[BEGIN Material for this task]

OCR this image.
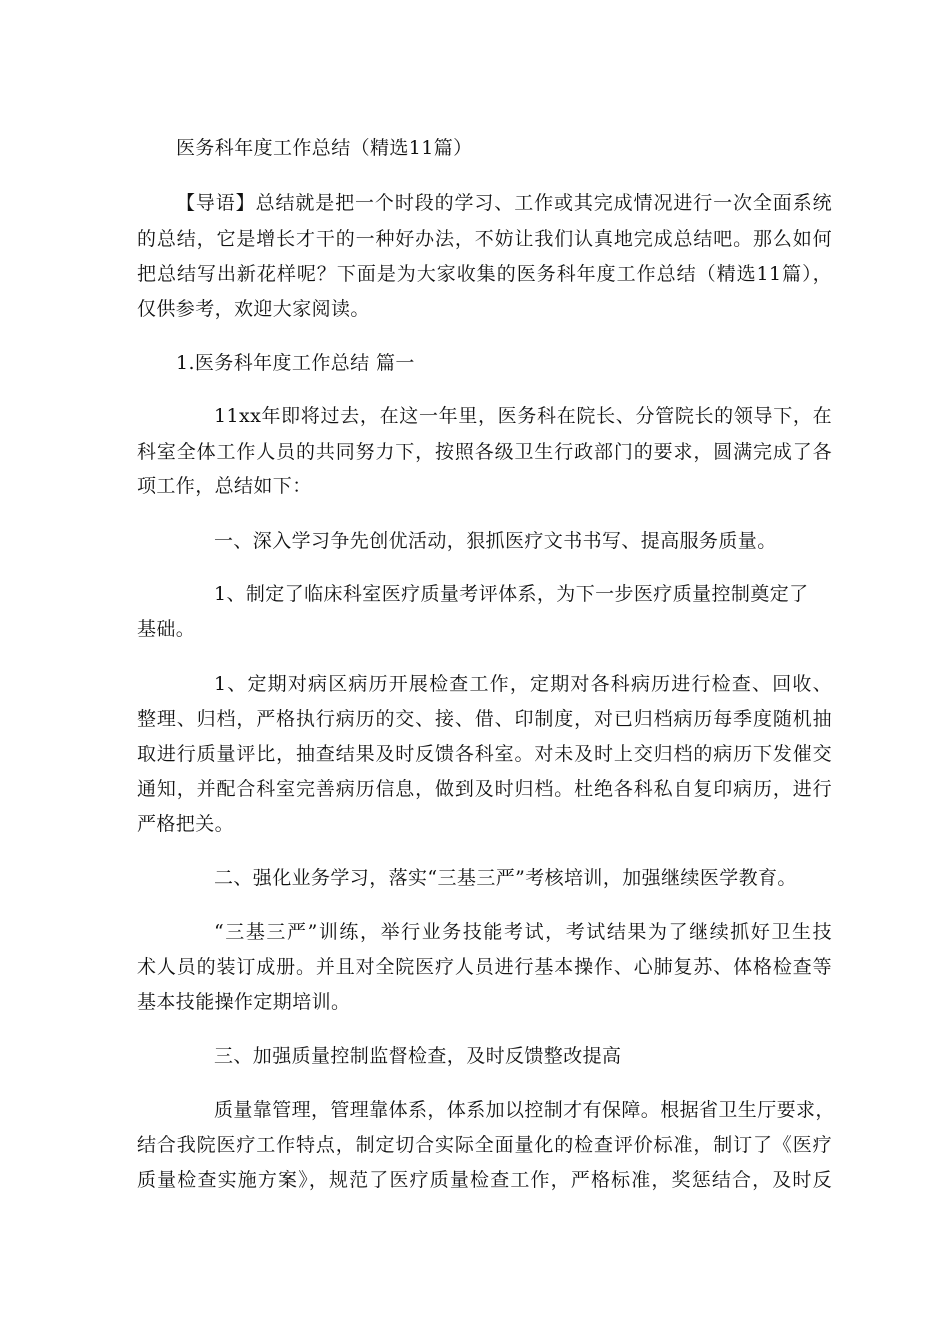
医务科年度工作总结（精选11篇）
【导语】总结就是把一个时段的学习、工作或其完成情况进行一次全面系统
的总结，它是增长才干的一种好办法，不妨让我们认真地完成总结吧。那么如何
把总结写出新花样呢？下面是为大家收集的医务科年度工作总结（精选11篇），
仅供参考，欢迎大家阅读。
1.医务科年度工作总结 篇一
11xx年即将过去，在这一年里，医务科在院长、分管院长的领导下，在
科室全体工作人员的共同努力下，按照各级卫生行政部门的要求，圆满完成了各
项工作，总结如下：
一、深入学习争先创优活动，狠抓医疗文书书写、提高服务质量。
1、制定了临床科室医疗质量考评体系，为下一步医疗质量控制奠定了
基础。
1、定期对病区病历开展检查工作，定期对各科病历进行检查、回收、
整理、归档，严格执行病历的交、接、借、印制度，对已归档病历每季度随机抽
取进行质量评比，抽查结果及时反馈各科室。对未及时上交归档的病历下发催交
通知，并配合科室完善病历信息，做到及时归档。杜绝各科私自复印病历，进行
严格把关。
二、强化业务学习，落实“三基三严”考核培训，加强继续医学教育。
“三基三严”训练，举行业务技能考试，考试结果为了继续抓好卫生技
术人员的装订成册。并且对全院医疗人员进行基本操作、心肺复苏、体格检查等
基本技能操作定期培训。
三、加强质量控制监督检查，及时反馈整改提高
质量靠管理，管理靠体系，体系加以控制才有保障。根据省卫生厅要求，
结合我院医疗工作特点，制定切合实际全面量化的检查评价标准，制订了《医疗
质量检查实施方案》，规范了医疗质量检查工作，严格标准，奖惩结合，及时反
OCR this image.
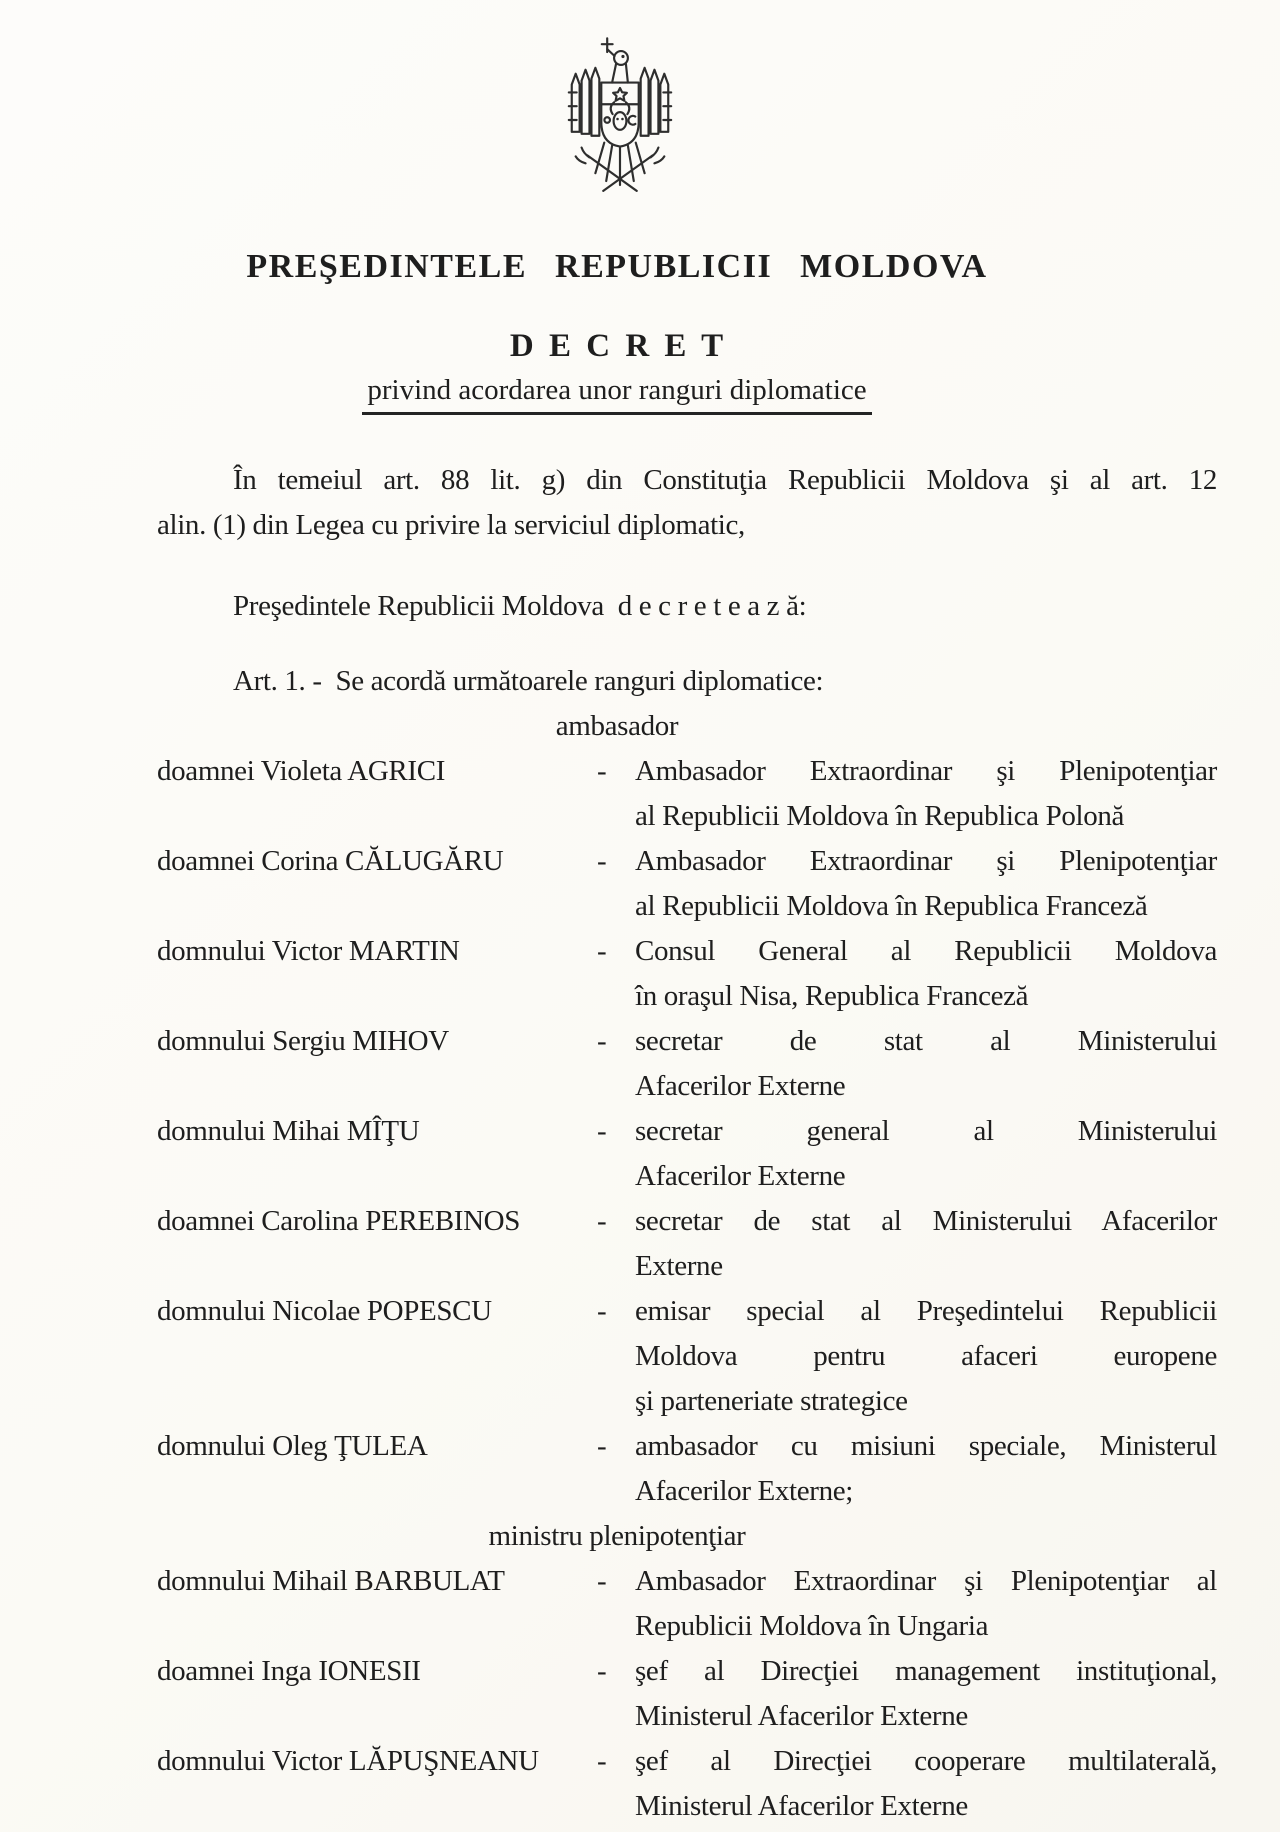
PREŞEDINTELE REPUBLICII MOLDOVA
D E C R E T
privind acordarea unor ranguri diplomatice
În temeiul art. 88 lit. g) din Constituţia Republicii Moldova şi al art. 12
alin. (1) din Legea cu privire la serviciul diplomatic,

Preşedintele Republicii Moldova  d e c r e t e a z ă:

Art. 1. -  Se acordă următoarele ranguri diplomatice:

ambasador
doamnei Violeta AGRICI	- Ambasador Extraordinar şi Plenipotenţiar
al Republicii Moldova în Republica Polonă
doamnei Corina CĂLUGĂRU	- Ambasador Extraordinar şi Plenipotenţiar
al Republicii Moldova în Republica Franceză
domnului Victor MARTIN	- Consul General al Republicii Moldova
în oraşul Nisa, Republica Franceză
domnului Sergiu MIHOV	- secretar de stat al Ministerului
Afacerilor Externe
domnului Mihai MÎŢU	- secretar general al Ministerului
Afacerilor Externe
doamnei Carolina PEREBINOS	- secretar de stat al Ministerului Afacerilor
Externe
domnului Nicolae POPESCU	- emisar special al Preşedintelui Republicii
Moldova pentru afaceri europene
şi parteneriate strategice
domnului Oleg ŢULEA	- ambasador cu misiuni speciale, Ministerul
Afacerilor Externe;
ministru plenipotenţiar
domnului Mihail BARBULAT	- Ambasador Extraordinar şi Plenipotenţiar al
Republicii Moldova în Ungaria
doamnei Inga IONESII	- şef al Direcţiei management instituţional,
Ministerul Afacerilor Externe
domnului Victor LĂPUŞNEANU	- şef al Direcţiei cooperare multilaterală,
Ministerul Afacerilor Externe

[END Material for this task]

Written request: Look over the material above and show each line where "doamnei" appears.

Worked solution:
doamnei Violeta AGRICI	- Ambasador Extraordinar şi Plenipotenţiar
doamnei Corina CĂLUGĂRU	- Ambasador Extraordinar şi Plenipotenţiar
doamnei Carolina PEREBINOS	- secretar de stat al Ministerului Afacerilor
doamnei Inga IONESII	- şef al Direcţiei management instituţional,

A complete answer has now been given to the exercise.